● Supplied passage:
- - -

Meanwhile, Robin has met a girl called Rose... no, not a certain Powell Estate fake blonde with a toothy grin, but a woman so much like the actress who played "Rotten" Rose in Maid Marion, I wonder for a moment if it's a crossover that only I could possibly get. Now, Rotten Rose was based on the legendary two-timing bitch who defeated Robin and managed to kill him, a woman often shown to be a witch and, in Robert Stewart-Bank's The Legend of Robin Hood, shown to be the spinsterish sister of Guy of Guisborne.

So when Robin finds this girl called Rose, tied to pole and being spat at by strangers ostensibly taking the punishment for her starving children, I'm just a touch suspicious. Especially when her "terrified" children meet the Sherrif and treated with such affection by Evil Bastard Vasey you wonder if maybe this is some kind of outtake and he's just reassuring the child actors on their lines.

Of course, Robin's sympathy levels are through the roof and when the Sherrif drags the two protesting kids out into the yard and shouts to all and sundry that while Rose has taken the punishment for them, he STILL wants to cut their hands off, you'd have to be dumber than an amateur archaeologist to be surprised when the furious Robin goes apeshit with bow and arrow. Alas! Rose and the children for some non-specific reason cannot escape, and Robin dives into the courtyard to rescue them... one problem. That adoring crowd are actually guards. Robin is, as they say, boned.

It is then Rose reveals she is really Davina in the silliest scene in Robin Hood so far. Her perfect shampooed hair and mascara, not to mention pristine kinky leather outfit I was prepared to accept - after all everyone in this show is far too healthy and good looking to bitch about realism - but this?! She starts to pull of bits of latex off her face, which is what has allowed her to be unrecognizable. But, well, this isn't like the last episode of Trial of a Time Lord where Mr Popplewick's face is peeled off to reveal the Valeyard underneath. It happens away from camera with her plucking off bit by bit with agonizing slowness. YES! IT WAS YOU ALL THE TIME! WE GET THAT!

- - -

(Data items)
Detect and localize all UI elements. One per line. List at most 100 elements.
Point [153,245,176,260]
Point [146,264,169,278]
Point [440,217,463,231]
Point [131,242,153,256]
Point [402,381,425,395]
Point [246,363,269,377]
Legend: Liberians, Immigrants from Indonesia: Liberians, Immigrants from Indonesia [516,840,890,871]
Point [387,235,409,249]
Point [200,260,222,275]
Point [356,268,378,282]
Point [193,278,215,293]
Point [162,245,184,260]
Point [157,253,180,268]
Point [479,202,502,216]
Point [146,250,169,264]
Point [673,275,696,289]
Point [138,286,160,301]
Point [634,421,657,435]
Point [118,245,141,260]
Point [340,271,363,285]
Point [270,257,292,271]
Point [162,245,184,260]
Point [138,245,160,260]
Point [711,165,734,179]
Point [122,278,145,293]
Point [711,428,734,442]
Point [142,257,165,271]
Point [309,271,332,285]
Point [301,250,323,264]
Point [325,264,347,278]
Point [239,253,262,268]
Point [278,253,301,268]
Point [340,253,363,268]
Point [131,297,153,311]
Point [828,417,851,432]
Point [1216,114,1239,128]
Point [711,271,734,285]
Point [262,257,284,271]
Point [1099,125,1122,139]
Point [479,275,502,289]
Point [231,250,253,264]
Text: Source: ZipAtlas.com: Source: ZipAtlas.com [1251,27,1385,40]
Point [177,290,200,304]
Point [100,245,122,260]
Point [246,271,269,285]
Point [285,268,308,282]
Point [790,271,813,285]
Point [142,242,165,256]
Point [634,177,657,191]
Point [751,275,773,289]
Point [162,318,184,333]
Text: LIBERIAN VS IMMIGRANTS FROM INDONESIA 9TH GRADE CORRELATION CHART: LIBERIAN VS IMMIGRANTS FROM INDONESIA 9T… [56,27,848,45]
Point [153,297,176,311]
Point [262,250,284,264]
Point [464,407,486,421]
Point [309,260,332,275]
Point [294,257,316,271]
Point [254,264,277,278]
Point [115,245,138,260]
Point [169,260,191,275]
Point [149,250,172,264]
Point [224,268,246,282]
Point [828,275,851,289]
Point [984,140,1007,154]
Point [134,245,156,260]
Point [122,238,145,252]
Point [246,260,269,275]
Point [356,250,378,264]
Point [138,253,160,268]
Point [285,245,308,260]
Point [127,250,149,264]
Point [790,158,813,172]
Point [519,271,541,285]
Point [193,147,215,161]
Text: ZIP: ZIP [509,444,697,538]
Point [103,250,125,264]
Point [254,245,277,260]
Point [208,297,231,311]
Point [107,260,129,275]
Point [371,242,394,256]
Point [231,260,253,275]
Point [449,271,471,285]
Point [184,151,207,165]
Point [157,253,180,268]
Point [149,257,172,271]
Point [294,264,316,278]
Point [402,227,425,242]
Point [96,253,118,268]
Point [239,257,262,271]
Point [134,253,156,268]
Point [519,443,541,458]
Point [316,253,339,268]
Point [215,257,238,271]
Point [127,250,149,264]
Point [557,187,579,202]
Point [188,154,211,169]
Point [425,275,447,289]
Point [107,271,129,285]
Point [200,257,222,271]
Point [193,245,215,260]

- - -

● Problems:
(1) Return the stretch of the Robin Hood episode review from "It is then Rose" through "WE GET THAT!".
(2) Write the next portion of the Robin Hood episode review, beginning after its final sentence.
The records were taken from a separate source.

● Final results:
(1)
It is then Rose reveals she is really Davina in the silliest scene in Robin Hood so far. Her perfect shampooed hair and mascara, not to mention pristine kinky leather outfit I was prepared to accept - after all everyone in this show is far too healthy and good looking to bitch about realism - but this?! She starts to pull of bits of latex off her face, which is what has allowed her to be unrecognizable. But, well, this isn't like the last episode of Trial of a Time Lord where Mr Popplewick's face is peeled off to reveal the Valeyard underneath. It happens away from camera with her plucking off bit by bit with agonizing slowness. YES! IT WAS YOU ALL THE TIME! WE GET THAT!

(2)
The Sherrif now decides it is time for him to do what all good villains must... and explain their entire evil plan to their captive enemy. The way you do. At least, this finally justifies the Sherrif's determination to get rich all through taxing the peasants to death. While watching the first series, I was left wondering about how the Sherrif was planning to keep up supply - he's not dumb enough to realize that sooner or later, probably sooner, no one will have any cash to give up, nor the ability to earn more.

What was the rationale in The Legend of Robin Hood? Well there, Avon, well, the other Sherrif was one hell of a cunning bastard. He was using Prince John as a puppet king to rule England while Richard was away, and the taxes were all to pay for a complex plot to keep Richard away from England. Ergo...

The Sherrif reveals he is merely a part of a big organization (though for all intents and purposes, the leader) of an organization called the Black Knights. Right. Yeah. Well, it was either that or the Knights Who Say Ni. They are the ones ruling England now thanks to Prince John (still unseen and his exact role still unstated), and they are concerned with an operation called Shah-Mat.

"Shah-Mat?" say I, my rancid excuse for a brain remembering why that odd name is so familiar...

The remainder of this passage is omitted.